[Data records]
╔══

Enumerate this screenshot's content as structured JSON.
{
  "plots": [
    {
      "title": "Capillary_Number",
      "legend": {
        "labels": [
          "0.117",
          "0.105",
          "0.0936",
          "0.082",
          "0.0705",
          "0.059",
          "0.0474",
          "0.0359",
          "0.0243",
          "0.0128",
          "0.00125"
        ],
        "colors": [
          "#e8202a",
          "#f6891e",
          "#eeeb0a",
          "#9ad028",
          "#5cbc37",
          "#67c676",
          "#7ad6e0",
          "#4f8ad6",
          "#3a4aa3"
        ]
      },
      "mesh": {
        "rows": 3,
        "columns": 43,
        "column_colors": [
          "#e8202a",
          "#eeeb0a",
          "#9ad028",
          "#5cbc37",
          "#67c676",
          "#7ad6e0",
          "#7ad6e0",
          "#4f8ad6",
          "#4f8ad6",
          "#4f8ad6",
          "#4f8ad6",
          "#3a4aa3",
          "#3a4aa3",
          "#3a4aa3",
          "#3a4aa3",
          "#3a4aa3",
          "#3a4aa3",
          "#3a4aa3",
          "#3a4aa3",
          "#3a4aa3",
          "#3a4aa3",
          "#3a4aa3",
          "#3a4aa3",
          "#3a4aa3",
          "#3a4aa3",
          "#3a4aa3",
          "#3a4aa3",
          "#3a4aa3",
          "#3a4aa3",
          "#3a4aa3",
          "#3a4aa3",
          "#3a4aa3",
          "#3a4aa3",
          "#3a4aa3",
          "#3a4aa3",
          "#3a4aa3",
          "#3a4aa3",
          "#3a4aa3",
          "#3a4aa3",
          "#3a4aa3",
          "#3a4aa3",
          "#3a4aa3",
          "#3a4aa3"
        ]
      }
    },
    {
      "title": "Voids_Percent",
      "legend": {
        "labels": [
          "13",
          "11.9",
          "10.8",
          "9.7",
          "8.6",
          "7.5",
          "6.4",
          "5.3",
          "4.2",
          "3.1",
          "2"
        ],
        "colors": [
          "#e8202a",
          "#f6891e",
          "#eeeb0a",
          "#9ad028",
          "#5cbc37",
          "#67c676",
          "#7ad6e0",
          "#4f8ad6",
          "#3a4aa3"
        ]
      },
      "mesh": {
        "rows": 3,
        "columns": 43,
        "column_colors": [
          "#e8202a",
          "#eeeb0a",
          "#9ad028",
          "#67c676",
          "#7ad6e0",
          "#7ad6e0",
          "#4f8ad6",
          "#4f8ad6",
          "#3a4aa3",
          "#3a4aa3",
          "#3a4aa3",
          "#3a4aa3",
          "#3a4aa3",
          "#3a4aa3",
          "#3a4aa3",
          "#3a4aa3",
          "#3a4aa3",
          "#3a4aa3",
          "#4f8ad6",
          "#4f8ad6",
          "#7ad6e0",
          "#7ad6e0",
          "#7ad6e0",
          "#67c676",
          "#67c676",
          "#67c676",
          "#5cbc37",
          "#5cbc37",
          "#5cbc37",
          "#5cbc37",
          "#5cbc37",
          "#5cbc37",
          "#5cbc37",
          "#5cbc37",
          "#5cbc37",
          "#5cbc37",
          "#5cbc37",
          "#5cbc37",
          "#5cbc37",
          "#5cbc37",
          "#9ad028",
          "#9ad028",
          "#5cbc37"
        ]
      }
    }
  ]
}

╚══

Extract each entry in full and write it down exactly.

Enumerate this screenshot's content as structured JSON.
{
  "plots": [
    {
      "title": "Capillary_Number",
      "legend": {
        "labels": [
          "0.117",
          "0.105",
          "0.0936",
          "0.082",
          "0.0705",
          "0.059",
          "0.0474",
          "0.0359",
          "0.0243",
          "0.0128",
          "0.00125"
        ],
        "colors": [
          "#e8202a",
          "#f6891e",
          "#eeeb0a",
          "#9ad028",
          "#5cbc37",
          "#67c676",
          "#7ad6e0",
          "#4f8ad6",
          "#3a4aa3"
        ]
      },
      "mesh": {
        "rows": 3,
        "columns": 43,
        "column_colors": [
          "#e8202a",
          "#eeeb0a",
          "#9ad028",
          "#5cbc37",
          "#67c676",
          "#7ad6e0",
          "#7ad6e0",
          "#4f8ad6",
          "#4f8ad6",
          "#4f8ad6",
          "#4f8ad6",
          "#3a4aa3",
          "#3a4aa3",
          "#3a4aa3",
          "#3a4aa3",
          "#3a4aa3",
          "#3a4aa3",
          "#3a4aa3",
          "#3a4aa3",
          "#3a4aa3",
          "#3a4aa3",
          "#3a4aa3",
          "#3a4aa3",
          "#3a4aa3",
          "#3a4aa3",
          "#3a4aa3",
          "#3a4aa3",
          "#3a4aa3",
          "#3a4aa3",
          "#3a4aa3",
          "#3a4aa3",
          "#3a4aa3",
          "#3a4aa3",
          "#3a4aa3",
          "#3a4aa3",
          "#3a4aa3",
          "#3a4aa3",
          "#3a4aa3",
          "#3a4aa3",
          "#3a4aa3",
          "#3a4aa3",
          "#3a4aa3",
          "#3a4aa3"
        ]
      }
    },
    {
      "title": "Voids_Percent",
      "legend": {
        "labels": [
          "13",
          "11.9",
          "10.8",
          "9.7",
          "8.6",
          "7.5",
          "6.4",
          "5.3",
          "4.2",
          "3.1",
          "2"
        ],
        "colors": [
          "#e8202a",
          "#f6891e",
          "#eeeb0a",
          "#9ad028",
          "#5cbc37",
          "#67c676",
          "#7ad6e0",
          "#4f8ad6",
          "#3a4aa3"
        ]
      },
      "mesh": {
        "rows": 3,
        "columns": 43,
        "column_colors": [
          "#e8202a",
          "#eeeb0a",
          "#9ad028",
          "#67c676",
          "#7ad6e0",
          "#7ad6e0",
          "#4f8ad6",
          "#4f8ad6",
          "#3a4aa3",
          "#3a4aa3",
          "#3a4aa3",
          "#3a4aa3",
          "#3a4aa3",
          "#3a4aa3",
          "#3a4aa3",
          "#3a4aa3",
          "#3a4aa3",
          "#3a4aa3",
          "#4f8ad6",
          "#4f8ad6",
          "#7ad6e0",
          "#7ad6e0",
          "#7ad6e0",
          "#67c676",
          "#67c676",
          "#67c676",
          "#5cbc37",
          "#5cbc37",
          "#5cbc37",
          "#5cbc37",
          "#5cbc37",
          "#5cbc37",
          "#5cbc37",
          "#5cbc37",
          "#5cbc37",
          "#5cbc37",
          "#5cbc37",
          "#5cbc37",
          "#5cbc37",
          "#5cbc37",
          "#9ad028",
          "#9ad028",
          "#5cbc37"
        ]
      }
    }
  ]
}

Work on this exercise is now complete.